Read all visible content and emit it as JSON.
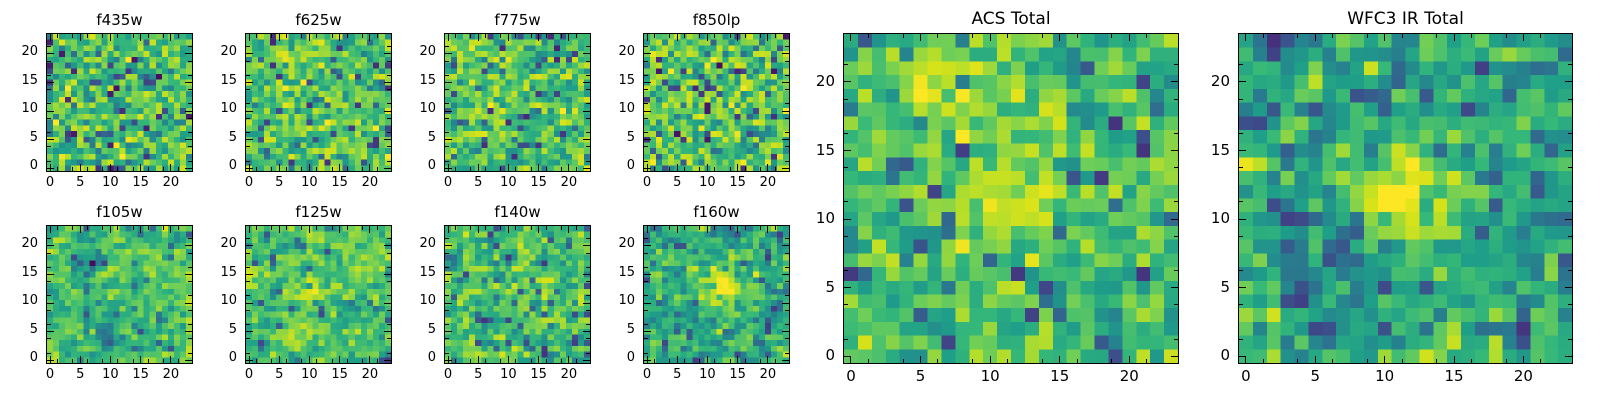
{
  "figure": {
    "background": "#ffffff",
    "text_color": "#000000",
    "axes_border_color": "#000000",
    "content_note": "Grid of pixelated astronomical image cutouts rendered as viridis heatmaps"
  },
  "colormap": {
    "name": "viridis",
    "stops": [
      [
        0.0,
        "#440154"
      ],
      [
        0.1,
        "#482878"
      ],
      [
        0.2,
        "#3e4989"
      ],
      [
        0.3,
        "#31688e"
      ],
      [
        0.4,
        "#26828e"
      ],
      [
        0.5,
        "#1f9e89"
      ],
      [
        0.6,
        "#35b779"
      ],
      [
        0.7,
        "#6ece58"
      ],
      [
        0.8,
        "#b5de2b"
      ],
      [
        0.9,
        "#d8e219"
      ],
      [
        1.0,
        "#fde725"
      ]
    ]
  },
  "chart_data": [
    {
      "type": "heatmap",
      "title": "f435w",
      "grid": [
        24,
        24
      ],
      "xlim": [
        -0.5,
        23.5
      ],
      "ylim": [
        -0.5,
        23.5
      ],
      "xticks": [
        0,
        5,
        10,
        15,
        20
      ],
      "yticks": [
        0,
        5,
        10,
        15,
        20
      ],
      "minor_tick_step": 2.5,
      "colormap": "viridis",
      "value_range": [
        0,
        1
      ],
      "noise_model": {
        "seed": 101,
        "mean": 0.63,
        "sigma": 0.145,
        "outlier_prob": 0.075,
        "outlier_low": 0.02,
        "outlier_high": 0.28,
        "smooth": 0
      },
      "features": []
    },
    {
      "type": "heatmap",
      "title": "f625w",
      "grid": [
        24,
        24
      ],
      "xlim": [
        -0.5,
        23.5
      ],
      "ylim": [
        -0.5,
        23.5
      ],
      "xticks": [
        0,
        5,
        10,
        15,
        20
      ],
      "yticks": [
        0,
        5,
        10,
        15,
        20
      ],
      "minor_tick_step": 2.5,
      "colormap": "viridis",
      "value_range": [
        0,
        1
      ],
      "noise_model": {
        "seed": 202,
        "mean": 0.65,
        "sigma": 0.14,
        "outlier_prob": 0.065,
        "outlier_low": 0.02,
        "outlier_high": 0.28,
        "smooth": 0.15
      },
      "features": [
        {
          "shape": "gaussian",
          "label": "bright-source",
          "x": 7,
          "y": 19.5,
          "sigma": 1.5,
          "amplitude": 0.3
        }
      ]
    },
    {
      "type": "heatmap",
      "title": "f775w",
      "grid": [
        24,
        24
      ],
      "xlim": [
        -0.5,
        23.5
      ],
      "ylim": [
        -0.5,
        23.5
      ],
      "xticks": [
        0,
        5,
        10,
        15,
        20
      ],
      "yticks": [
        0,
        5,
        10,
        15,
        20
      ],
      "minor_tick_step": 2.5,
      "colormap": "viridis",
      "value_range": [
        0,
        1
      ],
      "noise_model": {
        "seed": 303,
        "mean": 0.64,
        "sigma": 0.14,
        "outlier_prob": 0.07,
        "outlier_low": 0.02,
        "outlier_high": 0.28,
        "smooth": 0.15
      },
      "features": [
        {
          "shape": "gaussian",
          "label": "faint-bright-patch",
          "x": 7,
          "y": 18,
          "sigma": 1.3,
          "amplitude": 0.2
        },
        {
          "shape": "gaussian",
          "label": "dark-patch",
          "x": 19.5,
          "y": 13,
          "sigma": 1.1,
          "amplitude": -0.28
        }
      ]
    },
    {
      "type": "heatmap",
      "title": "f850lp",
      "grid": [
        24,
        24
      ],
      "xlim": [
        -0.5,
        23.5
      ],
      "ylim": [
        -0.5,
        23.5
      ],
      "xticks": [
        0,
        5,
        10,
        15,
        20
      ],
      "yticks": [
        0,
        5,
        10,
        15,
        20
      ],
      "minor_tick_step": 2.5,
      "colormap": "viridis",
      "value_range": [
        0,
        1
      ],
      "noise_model": {
        "seed": 404,
        "mean": 0.65,
        "sigma": 0.145,
        "outlier_prob": 0.075,
        "outlier_low": 0.02,
        "outlier_high": 0.28,
        "smooth": 0
      },
      "features": [
        {
          "shape": "gaussian",
          "label": "faint-bright-patch",
          "x": 5,
          "y": 12,
          "sigma": 2.2,
          "amplitude": 0.12
        }
      ]
    },
    {
      "type": "heatmap",
      "title": "f105w",
      "grid": [
        24,
        24
      ],
      "xlim": [
        -0.5,
        23.5
      ],
      "ylim": [
        -0.5,
        23.5
      ],
      "xticks": [
        0,
        5,
        10,
        15,
        20
      ],
      "yticks": [
        0,
        5,
        10,
        15,
        20
      ],
      "minor_tick_step": 2.5,
      "colormap": "viridis",
      "value_range": [
        0,
        1
      ],
      "noise_model": {
        "seed": 505,
        "mean": 0.63,
        "sigma": 0.13,
        "outlier_prob": 0.05,
        "outlier_low": 0.02,
        "outlier_high": 0.28,
        "smooth": 0.4
      },
      "features": [
        {
          "shape": "gaussian",
          "label": "dark-patch",
          "x": 9,
          "y": 4,
          "sigma": 1.4,
          "amplitude": -0.3
        },
        {
          "shape": "gaussian",
          "label": "dark-patch",
          "x": 7.5,
          "y": 17.5,
          "sigma": 1.0,
          "amplitude": -0.25
        }
      ]
    },
    {
      "type": "heatmap",
      "title": "f125w",
      "grid": [
        24,
        24
      ],
      "xlim": [
        -0.5,
        23.5
      ],
      "ylim": [
        -0.5,
        23.5
      ],
      "xticks": [
        0,
        5,
        10,
        15,
        20
      ],
      "yticks": [
        0,
        5,
        10,
        15,
        20
      ],
      "minor_tick_step": 2.5,
      "colormap": "viridis",
      "value_range": [
        0,
        1
      ],
      "noise_model": {
        "seed": 606,
        "mean": 0.65,
        "sigma": 0.13,
        "outlier_prob": 0.05,
        "outlier_low": 0.02,
        "outlier_high": 0.28,
        "smooth": 0.4
      },
      "features": [
        {
          "shape": "gaussian",
          "label": "faint-bright-source",
          "x": 10,
          "y": 12.5,
          "sigma": 2.3,
          "amplitude": 0.2
        }
      ]
    },
    {
      "type": "heatmap",
      "title": "f140w",
      "grid": [
        24,
        24
      ],
      "xlim": [
        -0.5,
        23.5
      ],
      "ylim": [
        -0.5,
        23.5
      ],
      "xticks": [
        0,
        5,
        10,
        15,
        20
      ],
      "yticks": [
        0,
        5,
        10,
        15,
        20
      ],
      "minor_tick_step": 2.5,
      "colormap": "viridis",
      "value_range": [
        0,
        1
      ],
      "noise_model": {
        "seed": 707,
        "mean": 0.64,
        "sigma": 0.14,
        "outlier_prob": 0.06,
        "outlier_low": 0.02,
        "outlier_high": 0.28,
        "smooth": 0.3
      },
      "features": []
    },
    {
      "type": "heatmap",
      "title": "f160w",
      "grid": [
        24,
        24
      ],
      "xlim": [
        -0.5,
        23.5
      ],
      "ylim": [
        -0.5,
        23.5
      ],
      "xticks": [
        0,
        5,
        10,
        15,
        20
      ],
      "yticks": [
        0,
        5,
        10,
        15,
        20
      ],
      "minor_tick_step": 2.5,
      "colormap": "viridis",
      "value_range": [
        0,
        1
      ],
      "noise_model": {
        "seed": 808,
        "mean": 0.58,
        "sigma": 0.14,
        "outlier_prob": 0.06,
        "outlier_low": 0.02,
        "outlier_high": 0.28,
        "smooth": 0.4
      },
      "features": [
        {
          "shape": "gaussian",
          "label": "bright-source-center",
          "x": 12,
          "y": 12.5,
          "sigma": 2.1,
          "amplitude": 0.5
        }
      ]
    },
    {
      "type": "heatmap",
      "title": "ACS Total",
      "grid": [
        24,
        24
      ],
      "xlim": [
        -0.5,
        23.5
      ],
      "ylim": [
        -0.5,
        23.5
      ],
      "xticks": [
        0,
        5,
        10,
        15,
        20
      ],
      "yticks": [
        0,
        5,
        10,
        15,
        20
      ],
      "minor_tick_step": 2.5,
      "colormap": "viridis",
      "value_range": [
        0,
        1
      ],
      "noise_model": {
        "seed": 909,
        "mean": 0.63,
        "sigma": 0.13,
        "outlier_prob": 0.055,
        "outlier_low": 0.02,
        "outlier_high": 0.28,
        "smooth": 0.2
      },
      "features": [
        {
          "shape": "gaussian",
          "label": "bright-source",
          "x": 6.5,
          "y": 19.5,
          "sigma": 1.5,
          "amplitude": 0.38
        },
        {
          "shape": "gaussian",
          "label": "faint-bright-source-center",
          "x": 11.5,
          "y": 11.5,
          "sigma": 2.6,
          "amplitude": 0.22
        }
      ]
    },
    {
      "type": "heatmap",
      "title": "WFC3 IR Total",
      "grid": [
        24,
        24
      ],
      "xlim": [
        -0.5,
        23.5
      ],
      "ylim": [
        -0.5,
        23.5
      ],
      "xticks": [
        0,
        5,
        10,
        15,
        20
      ],
      "yticks": [
        0,
        5,
        10,
        15,
        20
      ],
      "minor_tick_step": 2.5,
      "colormap": "viridis",
      "value_range": [
        0,
        1
      ],
      "noise_model": {
        "seed": 1010,
        "mean": 0.55,
        "sigma": 0.15,
        "outlier_prob": 0.085,
        "outlier_low": 0.02,
        "outlier_high": 0.28,
        "smooth": 0.4
      },
      "features": [
        {
          "shape": "gaussian",
          "label": "bright-source-center",
          "x": 11.5,
          "y": 12,
          "sigma": 2.3,
          "amplitude": 0.55
        }
      ]
    }
  ]
}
++++++++++++++++++++
**Problem statement:** Copy out every line of the listing that includes the string "faint".

**Task answer:**
          "label": "faint-bright-patch",
          "label": "faint-bright-patch",
          "label": "faint-bright-source",
          "label": "faint-bright-source-center",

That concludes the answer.